[SHORT EXERCISE]:
Can you reproduce these lines verbatim, starting at the first line and ending at the one containing "x-tick-label: 08:00 xyxy=(454,135,474,143)"?

Layout annotation records:
_ _ _
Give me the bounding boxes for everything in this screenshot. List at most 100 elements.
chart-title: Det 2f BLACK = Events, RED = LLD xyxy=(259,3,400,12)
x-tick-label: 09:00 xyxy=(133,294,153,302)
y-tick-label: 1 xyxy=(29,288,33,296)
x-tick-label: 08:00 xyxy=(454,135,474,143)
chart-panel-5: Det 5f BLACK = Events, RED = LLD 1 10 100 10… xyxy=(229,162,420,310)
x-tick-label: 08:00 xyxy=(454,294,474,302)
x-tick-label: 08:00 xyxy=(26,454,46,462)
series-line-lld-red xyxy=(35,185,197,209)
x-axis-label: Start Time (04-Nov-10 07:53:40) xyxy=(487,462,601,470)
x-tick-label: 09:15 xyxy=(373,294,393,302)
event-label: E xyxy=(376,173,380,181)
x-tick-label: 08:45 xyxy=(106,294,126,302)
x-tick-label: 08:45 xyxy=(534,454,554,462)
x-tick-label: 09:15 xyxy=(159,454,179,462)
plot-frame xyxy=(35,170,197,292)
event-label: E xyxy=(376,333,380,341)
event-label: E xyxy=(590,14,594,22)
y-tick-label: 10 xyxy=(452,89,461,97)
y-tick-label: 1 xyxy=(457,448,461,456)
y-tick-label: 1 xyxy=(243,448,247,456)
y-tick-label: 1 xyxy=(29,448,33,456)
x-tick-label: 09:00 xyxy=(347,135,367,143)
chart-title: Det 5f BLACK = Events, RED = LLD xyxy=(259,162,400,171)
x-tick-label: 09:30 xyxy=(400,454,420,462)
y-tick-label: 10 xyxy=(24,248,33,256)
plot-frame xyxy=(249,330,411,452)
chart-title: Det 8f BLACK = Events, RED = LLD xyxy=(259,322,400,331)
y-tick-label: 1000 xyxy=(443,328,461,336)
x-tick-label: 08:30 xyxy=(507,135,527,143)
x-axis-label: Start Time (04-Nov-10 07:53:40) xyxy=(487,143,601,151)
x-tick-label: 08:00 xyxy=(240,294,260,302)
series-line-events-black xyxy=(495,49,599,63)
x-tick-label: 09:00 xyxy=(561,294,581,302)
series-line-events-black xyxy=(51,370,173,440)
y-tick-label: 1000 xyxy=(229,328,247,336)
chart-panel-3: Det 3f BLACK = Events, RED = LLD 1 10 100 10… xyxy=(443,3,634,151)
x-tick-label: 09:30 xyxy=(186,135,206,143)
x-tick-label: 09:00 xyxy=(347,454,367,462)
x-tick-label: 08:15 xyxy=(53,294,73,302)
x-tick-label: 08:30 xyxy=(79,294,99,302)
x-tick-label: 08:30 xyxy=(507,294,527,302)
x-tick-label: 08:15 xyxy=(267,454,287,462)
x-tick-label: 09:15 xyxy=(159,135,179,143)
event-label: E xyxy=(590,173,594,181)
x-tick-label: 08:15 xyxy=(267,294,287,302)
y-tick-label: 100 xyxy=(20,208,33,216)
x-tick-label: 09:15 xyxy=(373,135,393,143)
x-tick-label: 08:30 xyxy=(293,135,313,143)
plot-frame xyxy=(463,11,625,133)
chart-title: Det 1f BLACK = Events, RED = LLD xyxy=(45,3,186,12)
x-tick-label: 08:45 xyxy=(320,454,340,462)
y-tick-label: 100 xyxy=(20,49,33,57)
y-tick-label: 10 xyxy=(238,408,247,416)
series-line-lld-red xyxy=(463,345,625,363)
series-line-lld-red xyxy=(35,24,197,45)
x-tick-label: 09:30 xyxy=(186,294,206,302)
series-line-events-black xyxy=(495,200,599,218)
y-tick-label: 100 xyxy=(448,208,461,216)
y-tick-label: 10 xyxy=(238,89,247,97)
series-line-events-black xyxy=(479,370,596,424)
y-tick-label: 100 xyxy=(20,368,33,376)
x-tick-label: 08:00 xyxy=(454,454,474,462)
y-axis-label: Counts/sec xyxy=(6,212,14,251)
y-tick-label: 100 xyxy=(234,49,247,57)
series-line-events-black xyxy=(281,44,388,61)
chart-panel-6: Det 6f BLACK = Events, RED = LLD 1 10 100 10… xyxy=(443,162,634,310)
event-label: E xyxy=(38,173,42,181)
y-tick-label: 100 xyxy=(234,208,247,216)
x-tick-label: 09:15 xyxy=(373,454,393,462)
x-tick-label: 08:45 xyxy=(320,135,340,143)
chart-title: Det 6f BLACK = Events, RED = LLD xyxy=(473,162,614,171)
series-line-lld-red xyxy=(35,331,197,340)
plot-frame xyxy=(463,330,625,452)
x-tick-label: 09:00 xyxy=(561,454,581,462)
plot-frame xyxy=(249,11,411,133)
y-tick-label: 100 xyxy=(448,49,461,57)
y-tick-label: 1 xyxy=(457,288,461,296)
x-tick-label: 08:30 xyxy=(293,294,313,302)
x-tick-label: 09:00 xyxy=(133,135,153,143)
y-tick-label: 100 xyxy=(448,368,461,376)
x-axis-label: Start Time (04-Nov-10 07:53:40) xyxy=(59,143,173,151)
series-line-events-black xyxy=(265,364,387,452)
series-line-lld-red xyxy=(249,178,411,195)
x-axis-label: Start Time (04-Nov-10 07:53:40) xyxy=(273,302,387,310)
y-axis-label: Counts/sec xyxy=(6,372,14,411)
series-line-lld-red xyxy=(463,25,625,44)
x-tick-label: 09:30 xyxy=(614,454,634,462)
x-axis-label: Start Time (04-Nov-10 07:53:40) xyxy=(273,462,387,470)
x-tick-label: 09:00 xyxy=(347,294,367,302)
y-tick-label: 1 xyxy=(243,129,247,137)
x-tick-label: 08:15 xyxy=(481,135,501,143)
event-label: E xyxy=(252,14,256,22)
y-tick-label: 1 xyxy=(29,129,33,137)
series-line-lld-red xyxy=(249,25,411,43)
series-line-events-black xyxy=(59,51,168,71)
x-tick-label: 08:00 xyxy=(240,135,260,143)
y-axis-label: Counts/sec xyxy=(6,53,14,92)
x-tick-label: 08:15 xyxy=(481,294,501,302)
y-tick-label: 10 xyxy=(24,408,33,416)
_ _ _
[REPLY TO THE EXERCISE]:
Give me the bounding boxes for everything in this screenshot. List at most 100 elements.
chart-title: Det 2f BLACK = Events, RED = LLD xyxy=(259,3,400,12)
x-tick-label: 09:00 xyxy=(133,294,153,302)
y-tick-label: 1 xyxy=(29,288,33,296)
x-tick-label: 08:00 xyxy=(454,135,474,143)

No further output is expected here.